▶ GOAL OF THE EXERCISE:
State how many lines in the listing below include the word "JSON", and add nothing besides the number.
** start DATA ROWS **
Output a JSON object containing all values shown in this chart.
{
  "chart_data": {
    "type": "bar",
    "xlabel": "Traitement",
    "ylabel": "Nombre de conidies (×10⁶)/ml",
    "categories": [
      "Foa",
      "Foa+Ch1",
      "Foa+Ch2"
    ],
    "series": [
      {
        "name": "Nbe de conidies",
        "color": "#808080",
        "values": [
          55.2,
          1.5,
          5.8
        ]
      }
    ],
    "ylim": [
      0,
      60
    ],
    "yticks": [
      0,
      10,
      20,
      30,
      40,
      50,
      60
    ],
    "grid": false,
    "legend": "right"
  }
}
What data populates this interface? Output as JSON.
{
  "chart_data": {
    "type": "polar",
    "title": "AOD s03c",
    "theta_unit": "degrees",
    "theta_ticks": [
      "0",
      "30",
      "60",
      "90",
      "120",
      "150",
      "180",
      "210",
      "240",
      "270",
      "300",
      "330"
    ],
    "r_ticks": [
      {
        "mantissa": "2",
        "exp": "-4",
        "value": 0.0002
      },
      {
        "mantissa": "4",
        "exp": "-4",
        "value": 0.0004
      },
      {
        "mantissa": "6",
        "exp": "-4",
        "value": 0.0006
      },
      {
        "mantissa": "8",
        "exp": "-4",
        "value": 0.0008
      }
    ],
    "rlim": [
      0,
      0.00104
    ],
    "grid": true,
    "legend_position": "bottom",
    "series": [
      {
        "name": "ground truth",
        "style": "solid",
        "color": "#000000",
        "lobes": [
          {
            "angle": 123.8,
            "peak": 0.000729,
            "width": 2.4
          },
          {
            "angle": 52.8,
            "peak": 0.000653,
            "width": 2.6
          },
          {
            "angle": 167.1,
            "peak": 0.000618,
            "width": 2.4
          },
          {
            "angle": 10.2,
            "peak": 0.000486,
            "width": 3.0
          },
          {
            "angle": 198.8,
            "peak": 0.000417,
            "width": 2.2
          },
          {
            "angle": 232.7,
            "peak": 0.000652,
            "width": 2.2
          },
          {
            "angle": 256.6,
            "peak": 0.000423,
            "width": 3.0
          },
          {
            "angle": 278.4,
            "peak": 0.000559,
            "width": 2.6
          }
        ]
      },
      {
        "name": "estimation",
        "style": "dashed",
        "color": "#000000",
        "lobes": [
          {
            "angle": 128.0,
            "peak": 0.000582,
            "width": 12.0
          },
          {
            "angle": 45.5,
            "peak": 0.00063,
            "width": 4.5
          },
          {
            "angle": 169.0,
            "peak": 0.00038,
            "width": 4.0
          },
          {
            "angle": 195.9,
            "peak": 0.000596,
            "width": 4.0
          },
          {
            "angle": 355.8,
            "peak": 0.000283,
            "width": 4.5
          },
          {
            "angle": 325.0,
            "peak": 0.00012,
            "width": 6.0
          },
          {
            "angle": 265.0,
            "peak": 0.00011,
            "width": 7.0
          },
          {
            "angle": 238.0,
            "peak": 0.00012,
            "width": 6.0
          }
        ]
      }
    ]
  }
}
** end DATA ROWS **
▶ FINAL RESULT:
2